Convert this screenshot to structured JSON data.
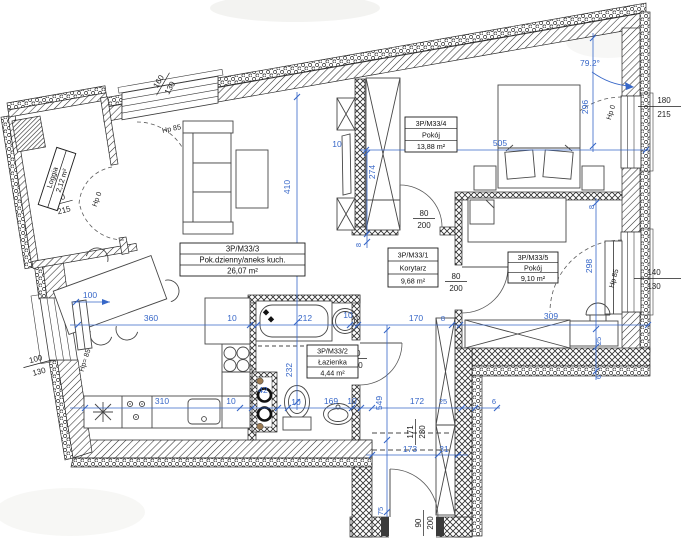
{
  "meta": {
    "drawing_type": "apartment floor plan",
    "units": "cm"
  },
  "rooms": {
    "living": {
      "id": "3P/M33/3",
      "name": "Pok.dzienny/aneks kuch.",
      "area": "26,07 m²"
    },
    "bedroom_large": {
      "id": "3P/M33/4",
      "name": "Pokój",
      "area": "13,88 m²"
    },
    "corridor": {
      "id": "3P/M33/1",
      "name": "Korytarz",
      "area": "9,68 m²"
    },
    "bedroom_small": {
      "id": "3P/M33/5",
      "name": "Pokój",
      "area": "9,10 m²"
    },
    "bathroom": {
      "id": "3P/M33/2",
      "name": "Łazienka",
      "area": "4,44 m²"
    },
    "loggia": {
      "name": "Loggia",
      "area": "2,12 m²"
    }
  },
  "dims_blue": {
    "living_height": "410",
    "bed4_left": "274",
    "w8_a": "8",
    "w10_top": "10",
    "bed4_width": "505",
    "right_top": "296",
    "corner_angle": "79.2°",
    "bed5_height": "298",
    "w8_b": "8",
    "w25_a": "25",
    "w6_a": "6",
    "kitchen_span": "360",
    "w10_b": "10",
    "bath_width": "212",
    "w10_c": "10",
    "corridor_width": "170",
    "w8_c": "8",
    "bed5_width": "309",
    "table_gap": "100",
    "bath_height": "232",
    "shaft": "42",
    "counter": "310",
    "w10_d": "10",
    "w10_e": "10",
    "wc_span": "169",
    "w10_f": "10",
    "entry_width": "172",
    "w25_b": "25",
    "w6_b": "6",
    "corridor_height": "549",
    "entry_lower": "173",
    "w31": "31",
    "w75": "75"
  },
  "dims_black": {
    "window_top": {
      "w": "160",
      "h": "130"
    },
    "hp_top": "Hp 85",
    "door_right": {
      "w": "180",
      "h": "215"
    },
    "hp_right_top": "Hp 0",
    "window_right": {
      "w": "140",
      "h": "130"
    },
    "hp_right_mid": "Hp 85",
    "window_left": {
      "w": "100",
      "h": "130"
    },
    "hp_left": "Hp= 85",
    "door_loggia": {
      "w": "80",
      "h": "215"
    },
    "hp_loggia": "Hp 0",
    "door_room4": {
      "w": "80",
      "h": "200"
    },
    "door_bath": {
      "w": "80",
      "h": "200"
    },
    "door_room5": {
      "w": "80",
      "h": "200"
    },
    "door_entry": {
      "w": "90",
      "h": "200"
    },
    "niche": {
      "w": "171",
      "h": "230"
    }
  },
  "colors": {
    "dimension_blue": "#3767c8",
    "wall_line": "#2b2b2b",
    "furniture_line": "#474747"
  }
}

■ ■ ■

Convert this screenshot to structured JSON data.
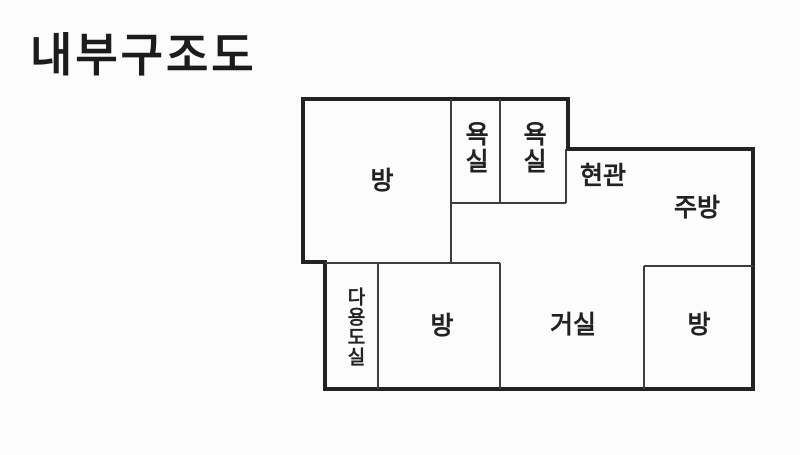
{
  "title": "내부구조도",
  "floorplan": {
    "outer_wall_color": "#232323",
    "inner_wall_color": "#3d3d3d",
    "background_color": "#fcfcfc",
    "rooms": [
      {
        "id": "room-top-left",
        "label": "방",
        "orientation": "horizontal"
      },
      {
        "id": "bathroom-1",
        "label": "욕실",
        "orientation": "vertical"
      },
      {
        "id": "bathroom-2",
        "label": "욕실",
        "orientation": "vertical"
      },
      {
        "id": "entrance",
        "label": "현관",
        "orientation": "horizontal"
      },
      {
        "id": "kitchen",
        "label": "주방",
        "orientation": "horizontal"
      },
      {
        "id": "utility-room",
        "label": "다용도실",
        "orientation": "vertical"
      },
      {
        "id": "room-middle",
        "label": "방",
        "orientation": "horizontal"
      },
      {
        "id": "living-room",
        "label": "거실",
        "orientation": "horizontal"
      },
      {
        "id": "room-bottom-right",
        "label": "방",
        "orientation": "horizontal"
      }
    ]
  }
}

■ ■ ■

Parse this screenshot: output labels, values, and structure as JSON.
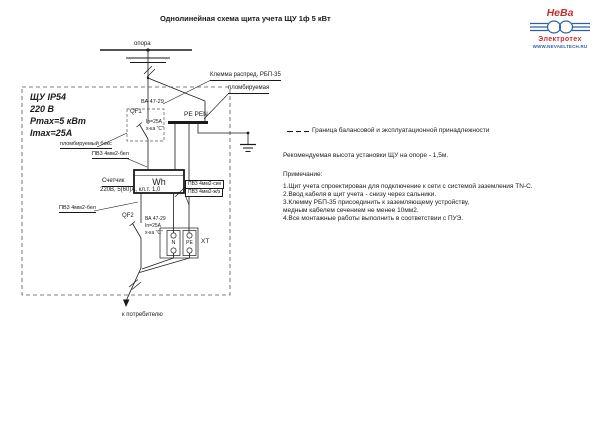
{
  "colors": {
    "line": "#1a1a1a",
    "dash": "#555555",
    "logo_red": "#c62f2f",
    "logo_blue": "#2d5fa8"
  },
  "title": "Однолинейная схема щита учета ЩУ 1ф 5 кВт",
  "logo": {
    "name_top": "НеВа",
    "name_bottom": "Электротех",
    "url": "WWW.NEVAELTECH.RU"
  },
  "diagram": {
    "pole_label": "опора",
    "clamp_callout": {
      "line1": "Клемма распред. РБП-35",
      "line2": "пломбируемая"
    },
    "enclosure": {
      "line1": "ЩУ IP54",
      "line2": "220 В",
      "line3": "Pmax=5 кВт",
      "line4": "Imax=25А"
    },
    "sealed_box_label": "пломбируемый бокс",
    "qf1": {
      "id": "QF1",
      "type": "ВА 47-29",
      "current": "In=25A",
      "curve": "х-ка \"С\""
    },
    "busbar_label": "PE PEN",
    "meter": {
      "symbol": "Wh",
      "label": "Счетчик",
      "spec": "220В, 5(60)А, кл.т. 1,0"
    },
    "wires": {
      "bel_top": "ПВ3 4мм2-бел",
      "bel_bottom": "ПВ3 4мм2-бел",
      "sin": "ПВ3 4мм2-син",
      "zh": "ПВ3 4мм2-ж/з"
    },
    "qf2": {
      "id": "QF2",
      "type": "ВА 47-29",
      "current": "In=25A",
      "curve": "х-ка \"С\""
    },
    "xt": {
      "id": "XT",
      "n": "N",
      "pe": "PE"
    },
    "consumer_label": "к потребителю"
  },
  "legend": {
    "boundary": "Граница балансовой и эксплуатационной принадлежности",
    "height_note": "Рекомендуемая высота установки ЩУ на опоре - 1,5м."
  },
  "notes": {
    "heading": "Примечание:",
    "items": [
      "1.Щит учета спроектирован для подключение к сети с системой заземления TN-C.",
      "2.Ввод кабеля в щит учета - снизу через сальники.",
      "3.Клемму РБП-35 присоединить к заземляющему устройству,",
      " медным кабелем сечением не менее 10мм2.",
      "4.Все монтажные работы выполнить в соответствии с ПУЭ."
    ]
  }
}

■ ■ ■

▶ Stated task
Pull every line containing "title" out of the data above.

▶ Result of this exercise
  "title": "내부구조도",
  "title": "Однолинейная схема щита учета ЩУ 1ф 5 кВт",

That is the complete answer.